** Start Supplied records **

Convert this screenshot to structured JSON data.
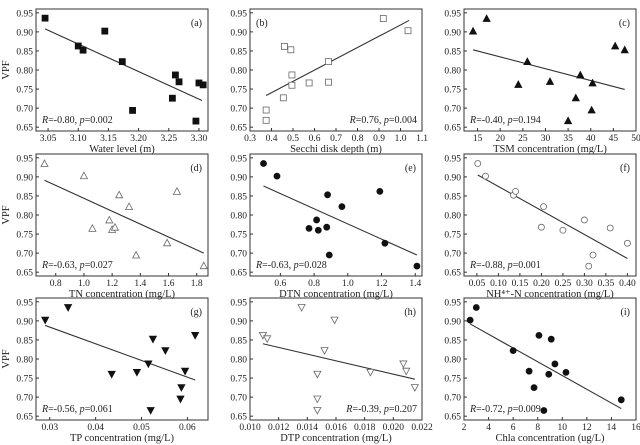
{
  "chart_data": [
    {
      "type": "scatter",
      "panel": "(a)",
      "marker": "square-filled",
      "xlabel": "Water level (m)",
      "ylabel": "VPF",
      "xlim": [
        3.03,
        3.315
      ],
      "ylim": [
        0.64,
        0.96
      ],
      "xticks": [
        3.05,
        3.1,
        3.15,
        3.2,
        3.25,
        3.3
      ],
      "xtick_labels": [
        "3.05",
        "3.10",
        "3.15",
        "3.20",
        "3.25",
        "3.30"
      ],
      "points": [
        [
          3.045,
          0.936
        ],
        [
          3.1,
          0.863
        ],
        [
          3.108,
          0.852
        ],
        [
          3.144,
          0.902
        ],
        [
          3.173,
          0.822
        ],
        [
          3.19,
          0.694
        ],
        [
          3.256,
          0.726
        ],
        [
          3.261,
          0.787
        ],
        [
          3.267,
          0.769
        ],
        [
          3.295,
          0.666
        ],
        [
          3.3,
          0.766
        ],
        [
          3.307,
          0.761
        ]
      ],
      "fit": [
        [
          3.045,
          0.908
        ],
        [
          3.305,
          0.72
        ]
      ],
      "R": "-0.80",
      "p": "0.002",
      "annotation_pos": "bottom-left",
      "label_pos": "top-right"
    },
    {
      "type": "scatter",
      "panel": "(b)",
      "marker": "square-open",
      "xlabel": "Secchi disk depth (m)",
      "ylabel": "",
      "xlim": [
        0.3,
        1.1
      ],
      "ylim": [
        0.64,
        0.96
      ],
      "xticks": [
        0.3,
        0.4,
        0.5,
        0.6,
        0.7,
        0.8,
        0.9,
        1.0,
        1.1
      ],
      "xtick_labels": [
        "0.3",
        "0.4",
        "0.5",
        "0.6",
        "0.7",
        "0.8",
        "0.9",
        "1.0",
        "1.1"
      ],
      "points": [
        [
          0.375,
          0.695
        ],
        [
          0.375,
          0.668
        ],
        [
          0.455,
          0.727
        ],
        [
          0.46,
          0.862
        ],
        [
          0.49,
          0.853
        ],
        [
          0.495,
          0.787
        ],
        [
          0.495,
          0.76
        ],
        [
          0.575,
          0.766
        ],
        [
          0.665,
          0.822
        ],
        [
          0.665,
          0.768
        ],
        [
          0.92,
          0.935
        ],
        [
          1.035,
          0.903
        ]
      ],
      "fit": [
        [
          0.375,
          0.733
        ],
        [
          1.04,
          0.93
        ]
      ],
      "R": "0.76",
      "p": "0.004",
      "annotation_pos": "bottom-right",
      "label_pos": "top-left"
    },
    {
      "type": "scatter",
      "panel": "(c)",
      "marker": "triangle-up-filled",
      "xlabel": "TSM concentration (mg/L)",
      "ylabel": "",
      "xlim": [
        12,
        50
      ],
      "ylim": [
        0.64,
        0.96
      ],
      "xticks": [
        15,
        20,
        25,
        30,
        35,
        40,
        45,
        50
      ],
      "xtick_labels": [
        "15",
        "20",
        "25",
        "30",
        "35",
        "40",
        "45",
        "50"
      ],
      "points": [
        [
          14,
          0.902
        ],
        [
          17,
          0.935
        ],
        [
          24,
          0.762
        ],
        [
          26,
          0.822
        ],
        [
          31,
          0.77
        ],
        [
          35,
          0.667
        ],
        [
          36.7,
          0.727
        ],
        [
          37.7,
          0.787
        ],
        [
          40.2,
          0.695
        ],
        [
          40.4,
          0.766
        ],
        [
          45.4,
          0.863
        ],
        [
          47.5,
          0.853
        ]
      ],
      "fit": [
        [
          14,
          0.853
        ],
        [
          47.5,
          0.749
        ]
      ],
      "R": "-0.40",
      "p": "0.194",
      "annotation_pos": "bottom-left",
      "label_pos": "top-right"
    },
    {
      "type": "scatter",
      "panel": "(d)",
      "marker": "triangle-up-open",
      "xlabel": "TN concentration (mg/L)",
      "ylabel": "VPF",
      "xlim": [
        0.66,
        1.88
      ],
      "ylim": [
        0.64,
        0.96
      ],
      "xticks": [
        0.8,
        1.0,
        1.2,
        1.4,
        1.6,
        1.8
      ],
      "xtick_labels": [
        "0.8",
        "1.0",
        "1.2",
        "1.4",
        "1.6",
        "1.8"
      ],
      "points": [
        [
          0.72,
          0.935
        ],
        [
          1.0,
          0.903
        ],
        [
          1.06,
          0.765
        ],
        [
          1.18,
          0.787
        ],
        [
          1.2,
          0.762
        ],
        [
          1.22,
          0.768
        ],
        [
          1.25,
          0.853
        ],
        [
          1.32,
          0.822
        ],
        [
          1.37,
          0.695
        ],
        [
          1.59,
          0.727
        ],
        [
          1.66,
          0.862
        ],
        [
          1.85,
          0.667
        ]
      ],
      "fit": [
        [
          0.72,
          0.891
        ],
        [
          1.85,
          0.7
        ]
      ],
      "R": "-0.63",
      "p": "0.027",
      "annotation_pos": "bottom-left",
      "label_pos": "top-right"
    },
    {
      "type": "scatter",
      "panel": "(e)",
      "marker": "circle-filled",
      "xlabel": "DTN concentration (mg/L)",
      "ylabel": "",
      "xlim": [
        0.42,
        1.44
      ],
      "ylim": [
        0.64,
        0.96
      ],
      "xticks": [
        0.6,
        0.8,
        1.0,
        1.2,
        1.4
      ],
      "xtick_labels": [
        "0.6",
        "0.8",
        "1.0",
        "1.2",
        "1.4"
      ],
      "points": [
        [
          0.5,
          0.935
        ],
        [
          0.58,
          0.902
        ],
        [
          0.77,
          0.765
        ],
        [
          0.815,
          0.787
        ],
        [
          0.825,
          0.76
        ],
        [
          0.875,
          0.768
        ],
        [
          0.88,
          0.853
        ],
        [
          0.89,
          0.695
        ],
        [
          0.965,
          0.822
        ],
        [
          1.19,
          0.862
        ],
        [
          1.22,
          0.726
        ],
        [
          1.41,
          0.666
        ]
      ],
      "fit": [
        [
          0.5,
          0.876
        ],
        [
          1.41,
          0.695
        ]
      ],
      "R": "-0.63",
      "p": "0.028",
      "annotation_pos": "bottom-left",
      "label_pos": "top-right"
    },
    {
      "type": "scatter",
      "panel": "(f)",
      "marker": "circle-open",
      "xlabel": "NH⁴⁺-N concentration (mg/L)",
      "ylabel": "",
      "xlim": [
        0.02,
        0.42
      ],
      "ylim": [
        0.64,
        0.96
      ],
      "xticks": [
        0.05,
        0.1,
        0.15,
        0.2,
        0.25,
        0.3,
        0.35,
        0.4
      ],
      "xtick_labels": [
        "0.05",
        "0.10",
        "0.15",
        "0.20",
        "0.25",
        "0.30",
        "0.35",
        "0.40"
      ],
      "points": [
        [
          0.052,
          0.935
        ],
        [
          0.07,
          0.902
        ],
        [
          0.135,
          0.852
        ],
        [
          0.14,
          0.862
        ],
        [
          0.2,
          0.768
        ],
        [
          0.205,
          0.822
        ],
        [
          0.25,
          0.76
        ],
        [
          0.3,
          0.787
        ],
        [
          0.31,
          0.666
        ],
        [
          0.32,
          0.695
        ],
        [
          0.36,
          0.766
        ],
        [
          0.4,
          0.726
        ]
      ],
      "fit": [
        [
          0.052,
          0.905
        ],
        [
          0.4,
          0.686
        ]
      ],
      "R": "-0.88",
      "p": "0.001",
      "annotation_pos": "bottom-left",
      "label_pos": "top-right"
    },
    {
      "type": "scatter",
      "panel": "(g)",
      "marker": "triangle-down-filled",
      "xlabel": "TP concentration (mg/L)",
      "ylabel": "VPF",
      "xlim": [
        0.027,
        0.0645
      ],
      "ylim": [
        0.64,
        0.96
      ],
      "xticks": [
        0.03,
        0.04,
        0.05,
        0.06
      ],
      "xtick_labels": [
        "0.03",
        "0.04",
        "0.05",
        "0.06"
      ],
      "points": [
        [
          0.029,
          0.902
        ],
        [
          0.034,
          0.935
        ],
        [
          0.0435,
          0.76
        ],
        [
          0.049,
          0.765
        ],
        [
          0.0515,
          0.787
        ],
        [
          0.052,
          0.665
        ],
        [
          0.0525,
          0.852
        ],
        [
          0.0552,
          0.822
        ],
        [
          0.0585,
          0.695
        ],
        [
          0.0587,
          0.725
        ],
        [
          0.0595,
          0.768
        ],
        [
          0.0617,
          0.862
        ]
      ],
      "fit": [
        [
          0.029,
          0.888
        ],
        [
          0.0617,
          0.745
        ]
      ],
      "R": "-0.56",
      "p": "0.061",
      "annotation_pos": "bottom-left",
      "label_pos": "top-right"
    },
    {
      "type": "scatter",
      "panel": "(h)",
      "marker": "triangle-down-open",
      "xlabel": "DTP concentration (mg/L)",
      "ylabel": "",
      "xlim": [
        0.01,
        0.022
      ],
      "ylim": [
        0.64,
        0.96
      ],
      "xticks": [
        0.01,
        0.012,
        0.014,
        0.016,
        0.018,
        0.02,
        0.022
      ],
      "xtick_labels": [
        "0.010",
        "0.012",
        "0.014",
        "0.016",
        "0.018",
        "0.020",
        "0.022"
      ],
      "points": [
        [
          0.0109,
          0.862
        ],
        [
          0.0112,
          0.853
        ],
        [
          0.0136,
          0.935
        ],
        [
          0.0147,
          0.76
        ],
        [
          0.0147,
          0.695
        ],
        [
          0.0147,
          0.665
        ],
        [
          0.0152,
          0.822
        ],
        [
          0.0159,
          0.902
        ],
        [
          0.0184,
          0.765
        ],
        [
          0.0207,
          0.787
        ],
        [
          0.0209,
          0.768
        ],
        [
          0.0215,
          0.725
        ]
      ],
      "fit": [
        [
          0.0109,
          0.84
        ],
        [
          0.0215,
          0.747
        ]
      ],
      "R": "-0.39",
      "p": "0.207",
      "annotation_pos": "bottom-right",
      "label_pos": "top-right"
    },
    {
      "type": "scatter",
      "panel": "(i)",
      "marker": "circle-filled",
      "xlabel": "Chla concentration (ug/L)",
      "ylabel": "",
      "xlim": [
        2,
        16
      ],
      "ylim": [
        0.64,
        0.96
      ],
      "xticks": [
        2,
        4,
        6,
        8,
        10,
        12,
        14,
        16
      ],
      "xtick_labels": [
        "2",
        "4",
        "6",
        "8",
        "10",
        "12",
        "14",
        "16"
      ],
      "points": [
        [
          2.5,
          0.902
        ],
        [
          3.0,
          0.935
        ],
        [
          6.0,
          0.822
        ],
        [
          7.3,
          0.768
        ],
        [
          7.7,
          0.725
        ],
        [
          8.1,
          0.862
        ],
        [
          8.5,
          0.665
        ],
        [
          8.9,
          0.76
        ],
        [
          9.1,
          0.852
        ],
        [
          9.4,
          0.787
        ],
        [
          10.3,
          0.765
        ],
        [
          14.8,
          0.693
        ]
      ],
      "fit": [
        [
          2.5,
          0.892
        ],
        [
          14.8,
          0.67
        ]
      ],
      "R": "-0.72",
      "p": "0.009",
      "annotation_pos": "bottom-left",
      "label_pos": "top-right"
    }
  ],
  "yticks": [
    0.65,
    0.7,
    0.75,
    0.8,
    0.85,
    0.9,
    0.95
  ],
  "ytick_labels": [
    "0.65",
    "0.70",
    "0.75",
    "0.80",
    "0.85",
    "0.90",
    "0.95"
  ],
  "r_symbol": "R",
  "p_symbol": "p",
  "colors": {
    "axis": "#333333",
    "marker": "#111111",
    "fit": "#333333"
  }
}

** End Supplied records **

▶ **What is expected**: Using the listing, collect all lines in which the string "panel" is found.

▶ **Full output**:
      "panel": "(a)",
      "panel": "(b)",
      "panel": "(c)",
      "panel": "(d)",
      "panel": "(e)",
      "panel": "(f)",
      "panel": "(g)",
      "panel": "(h)",
      "panel": "(i)",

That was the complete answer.